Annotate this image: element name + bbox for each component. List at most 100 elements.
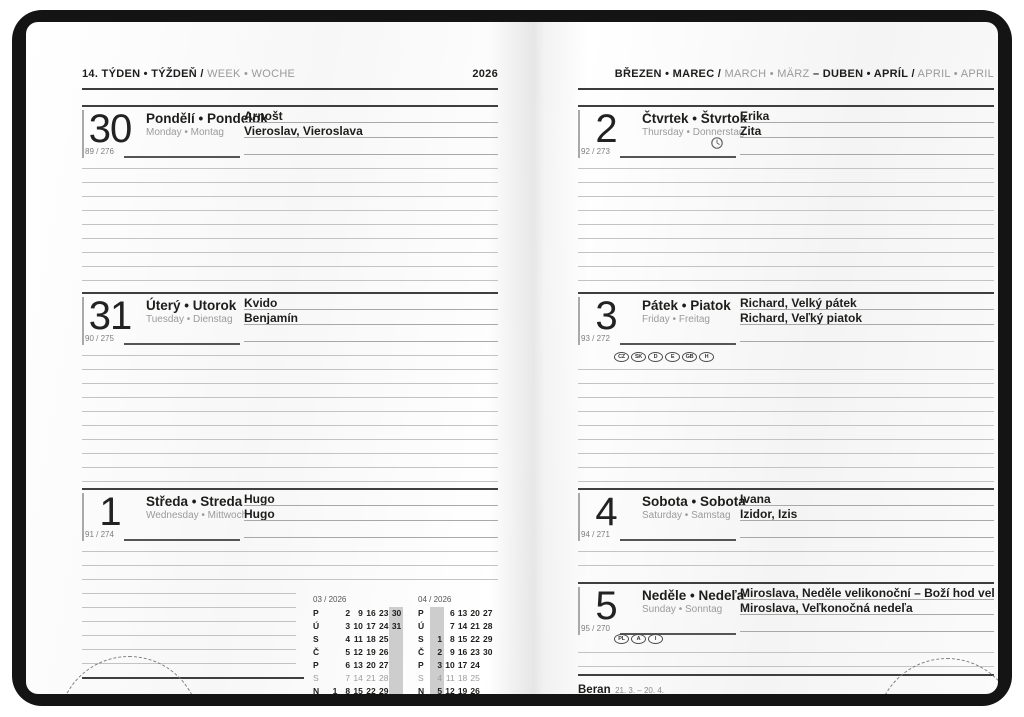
- current-week-highlight: [430, 607, 444, 694]
- day-number-bar: [578, 493, 580, 541]
- month-header-segment: APRIL • APRIL: [914, 68, 994, 80]
- ruled-line: [578, 453, 994, 454]
- ruled-line: [82, 551, 498, 552]
- entry-rule: [740, 154, 994, 155]
- ruled-line: [82, 565, 498, 566]
- mini-calendar-date: 17: [366, 621, 376, 631]
- holiday-country-badge: PL: [614, 634, 629, 644]
- name-day-entry: Miroslava, Veľkonočná nedeľa: [740, 601, 913, 615]
- holiday-country-badge: SK: [631, 352, 646, 362]
- ruled-line: [578, 565, 994, 566]
- mini-calendar-date: 18: [457, 673, 468, 683]
- entry-rule: [740, 631, 994, 632]
- ruled-line: [82, 266, 498, 267]
- month-header-segment: DUBEN • APRÍL /: [822, 68, 915, 80]
- zodiac-note: Beran 21. 3. – 20. 4.: [578, 680, 994, 694]
- day-number: 1: [99, 490, 121, 534]
- day-count-rule: [124, 156, 240, 158]
- day-name-en-de: Friday • Freitag: [642, 314, 710, 325]
- ruled-line: [82, 280, 498, 281]
- mini-calendar-date: 28: [379, 673, 389, 683]
- day-top-rule: [82, 488, 498, 490]
- entry-rule: [244, 309, 498, 310]
- mini-calendar-date: 20: [470, 608, 480, 618]
- entry-rule: [244, 505, 498, 506]
- name-day-entry: Ivana: [740, 492, 771, 506]
- mini-calendar-date: 5: [345, 647, 351, 657]
- entry-rule: [740, 614, 994, 615]
- mini-calendar-date: 19: [457, 686, 468, 694]
- mini-calendar-date: 25: [470, 673, 480, 683]
- mini-calendar-date: 24: [470, 660, 480, 670]
- mini-calendar-date: 21: [366, 673, 376, 683]
- day-of-year-count: 95 / 270: [581, 624, 610, 633]
- ruled-line: [82, 467, 498, 468]
- day-number-bar: [578, 297, 580, 345]
- name-day-entry: Zita: [740, 124, 762, 138]
- entry-rule: [740, 122, 994, 123]
- entry-rule: [244, 324, 498, 325]
- mini-calendar-date: 12: [353, 647, 363, 657]
- day-name-en-de: Wednesday • Mittwoch: [146, 510, 248, 521]
- holiday-country-codes: PL A I: [614, 634, 663, 644]
- day-of-year-count: 91 / 274: [85, 530, 114, 539]
- mini-calendar-date: 1: [437, 634, 443, 644]
- mini-calendar-day-label: S: [418, 673, 424, 683]
- mini-calendar-date: 24: [379, 621, 389, 631]
- mini-calendar-date: 15: [457, 634, 468, 644]
- holiday-country-badge: H: [699, 352, 714, 362]
- day-top-rule: [82, 105, 498, 107]
- mini-calendar-day-label: S: [313, 673, 319, 683]
- mini-calendar-date: 31: [391, 621, 402, 631]
- ruled-line: [82, 252, 498, 253]
- mini-calendar-date: 3: [345, 621, 351, 631]
- day-of-year-count: 92 / 273: [581, 147, 610, 156]
- day-name-cs-sk: Středa • Streda: [146, 494, 243, 509]
- right-bottom-rule: [578, 674, 994, 676]
- mini-calendar-date: 11: [353, 634, 363, 644]
- ruled-line: [82, 369, 498, 370]
- entry-rule: [740, 324, 994, 325]
- mini-calendar-date: 28: [483, 621, 493, 631]
- mini-calendar-date: 27: [379, 660, 389, 670]
- ruled-line: [578, 280, 994, 281]
- entry-rule: [244, 520, 498, 521]
- holiday-country-badge: A: [631, 634, 646, 644]
- mini-calendar-date: 4: [437, 673, 443, 683]
- entry-rule: [244, 537, 498, 538]
- ruled-line: [82, 621, 296, 622]
- day-top-rule: [578, 292, 994, 294]
- mini-calendar-day-label: Ú: [418, 621, 425, 631]
- ruled-line: [82, 411, 498, 412]
- day-count-rule: [620, 633, 736, 635]
- mini-calendar-date: 22: [470, 634, 480, 644]
- ruled-line: [578, 369, 994, 370]
- day-name-en-de: Saturday • Samstag: [642, 510, 731, 521]
- name-day-entry: Izidor, Izis: [740, 507, 798, 521]
- mini-calendar-day-label: S: [313, 634, 319, 644]
- mini-calendar-date: 29: [483, 634, 493, 644]
- mini-calendar-date: 10: [353, 621, 363, 631]
- ruled-line: [82, 168, 498, 169]
- mini-calendar-date: 23: [470, 647, 480, 657]
- ruled-line: [82, 210, 498, 211]
- mini-calendar-date: 18: [366, 634, 376, 644]
- ruled-line: [578, 210, 994, 211]
- week-label: 14. TÝDEN • TÝŽDEŇ /: [82, 68, 204, 80]
- holiday-country-badge: E: [665, 352, 680, 362]
- ruled-line: [578, 652, 994, 653]
- ruled-line: [82, 663, 296, 664]
- day-count-rule: [620, 343, 736, 345]
- ruled-line: [578, 425, 994, 426]
- entry-rule: [244, 341, 498, 342]
- mini-calendar-date: 6: [449, 608, 455, 618]
- entry-rule: [244, 137, 498, 138]
- entry-rule: [740, 505, 994, 506]
- year-label: 2026: [472, 68, 498, 80]
- name-day-entry: Richard, Velký pátek: [740, 296, 857, 310]
- mini-calendar-date: 3: [437, 660, 443, 670]
- month-header-segment: BŘEZEN • MAREC /: [614, 68, 722, 80]
- name-day-entry: Miroslava, Neděle velikonoční – Boží hod…: [740, 586, 994, 600]
- ruled-line: [578, 666, 994, 667]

** Set problem **
Copy the rows again, switching every "ruled-line" to "guide-line" and changing nothing else. Leave the pictures out.

** Written answer **
Annotate this image: element name + bbox for each component. List at most 100 elements.
- current-week-highlight: [430, 607, 444, 694]
- day-number-bar: [578, 493, 580, 541]
- month-header-segment: APRIL • APRIL: [914, 68, 994, 80]
- guide-line: [578, 453, 994, 454]
- guide-line: [82, 551, 498, 552]
- entry-rule: [740, 154, 994, 155]
- guide-line: [82, 565, 498, 566]
- mini-calendar-date: 17: [366, 621, 376, 631]
- holiday-country-badge: PL: [614, 634, 629, 644]
- name-day-entry: Miroslava, Veľkonočná nedeľa: [740, 601, 913, 615]
- holiday-country-badge: SK: [631, 352, 646, 362]
- guide-line: [578, 565, 994, 566]
- mini-calendar-date: 18: [457, 673, 468, 683]
- entry-rule: [740, 631, 994, 632]
- guide-line: [82, 266, 498, 267]
- month-header-segment: DUBEN • APRÍL /: [822, 68, 915, 80]
- zodiac-note: Beran 21. 3. – 20. 4.: [578, 680, 994, 694]
- day-number: 1: [99, 490, 121, 534]
- day-count-rule: [124, 156, 240, 158]
- day-name-en-de: Friday • Freitag: [642, 314, 710, 325]
- guide-line: [82, 280, 498, 281]
- mini-calendar-date: 28: [379, 673, 389, 683]
- day-top-rule: [82, 488, 498, 490]
- entry-rule: [244, 309, 498, 310]
- mini-calendar-date: 20: [470, 608, 480, 618]
- entry-rule: [244, 505, 498, 506]
- name-day-entry: Ivana: [740, 492, 771, 506]
- mini-calendar-date: 5: [345, 647, 351, 657]
- entry-rule: [740, 614, 994, 615]
- mini-calendar-date: 19: [457, 686, 468, 694]
- mini-calendar-date: 25: [470, 673, 480, 683]
- mini-calendar-date: 24: [470, 660, 480, 670]
- mini-calendar-date: 21: [366, 673, 376, 683]
- day-of-year-count: 95 / 270: [581, 624, 610, 633]
- guide-line: [82, 467, 498, 468]
- day-number-bar: [578, 297, 580, 345]
- name-day-entry: Zita: [740, 124, 762, 138]
- entry-rule: [740, 122, 994, 123]
- entry-rule: [244, 324, 498, 325]
- mini-calendar-date: 12: [353, 647, 363, 657]
- day-name-en-de: Wednesday • Mittwoch: [146, 510, 248, 521]
- holiday-country-codes: PL A I: [614, 634, 663, 644]
- day-of-year-count: 91 / 274: [85, 530, 114, 539]
- mini-calendar-date: 1: [437, 634, 443, 644]
- mini-calendar-day-label: S: [418, 673, 424, 683]
- mini-calendar-date: 24: [379, 621, 389, 631]
- mini-calendar-date: 15: [457, 634, 468, 644]
- holiday-country-badge: H: [699, 352, 714, 362]
- day-top-rule: [82, 105, 498, 107]
- mini-calendar-day-label: S: [313, 673, 319, 683]
- mini-calendar-date: 31: [391, 621, 402, 631]
- guide-line: [82, 252, 498, 253]
- mini-calendar-date: 3: [345, 621, 351, 631]
- day-of-year-count: 92 / 273: [581, 147, 610, 156]
- day-name-cs-sk: Středa • Streda: [146, 494, 243, 509]
- right-bottom-rule: [578, 674, 994, 676]
- mini-calendar-date: 11: [353, 634, 363, 644]
- guide-line: [82, 369, 498, 370]
- entry-rule: [740, 324, 994, 325]
- mini-calendar-date: 28: [483, 621, 493, 631]
- mini-calendar-date: 27: [379, 660, 389, 670]
- guide-line: [578, 280, 994, 281]
- entry-rule: [244, 520, 498, 521]
- holiday-country-badge: A: [631, 634, 646, 644]
- mini-calendar-date: 4: [437, 673, 443, 683]
- entry-rule: [244, 537, 498, 538]
- guide-line: [82, 621, 296, 622]
- day-top-rule: [578, 292, 994, 294]
- mini-calendar-day-label: Ú: [418, 621, 425, 631]
- guide-line: [82, 411, 498, 412]
- day-count-rule: [620, 633, 736, 635]
- mini-calendar-date: 22: [470, 634, 480, 644]
- guide-line: [578, 369, 994, 370]
- day-name-en-de: Saturday • Samstag: [642, 510, 731, 521]
- name-day-entry: Izidor, Izis: [740, 507, 798, 521]
- mini-calendar-day-label: S: [313, 634, 319, 644]
- mini-calendar-date: 29: [483, 634, 493, 644]
- mini-calendar-date: 10: [353, 621, 363, 631]
- guide-line: [82, 168, 498, 169]
- mini-calendar-date: 23: [470, 647, 480, 657]
- guide-line: [82, 210, 498, 211]
- mini-calendar-date: 18: [366, 634, 376, 644]
- guide-line: [578, 210, 994, 211]
- week-label: 14. TÝDEN • TÝŽDEŇ /: [82, 68, 204, 80]
- holiday-country-badge: E: [665, 352, 680, 362]
- guide-line: [578, 652, 994, 653]
- guide-line: [82, 663, 296, 664]
- day-count-rule: [620, 343, 736, 345]
- guide-line: [578, 425, 994, 426]
- entry-rule: [244, 341, 498, 342]
- mini-calendar-date: 6: [449, 608, 455, 618]
- entry-rule: [244, 137, 498, 138]
- entry-rule: [740, 505, 994, 506]
- year-label: 2026: [472, 68, 498, 80]
- name-day-entry: Richard, Velký pátek: [740, 296, 857, 310]
- mini-calendar-date: 3: [437, 660, 443, 670]
- month-header-segment: BŘEZEN • MAREC /: [614, 68, 722, 80]
- name-day-entry: Miroslava, Neděle velikonoční – Boží hod…: [740, 586, 994, 600]
- guide-line: [578, 666, 994, 667]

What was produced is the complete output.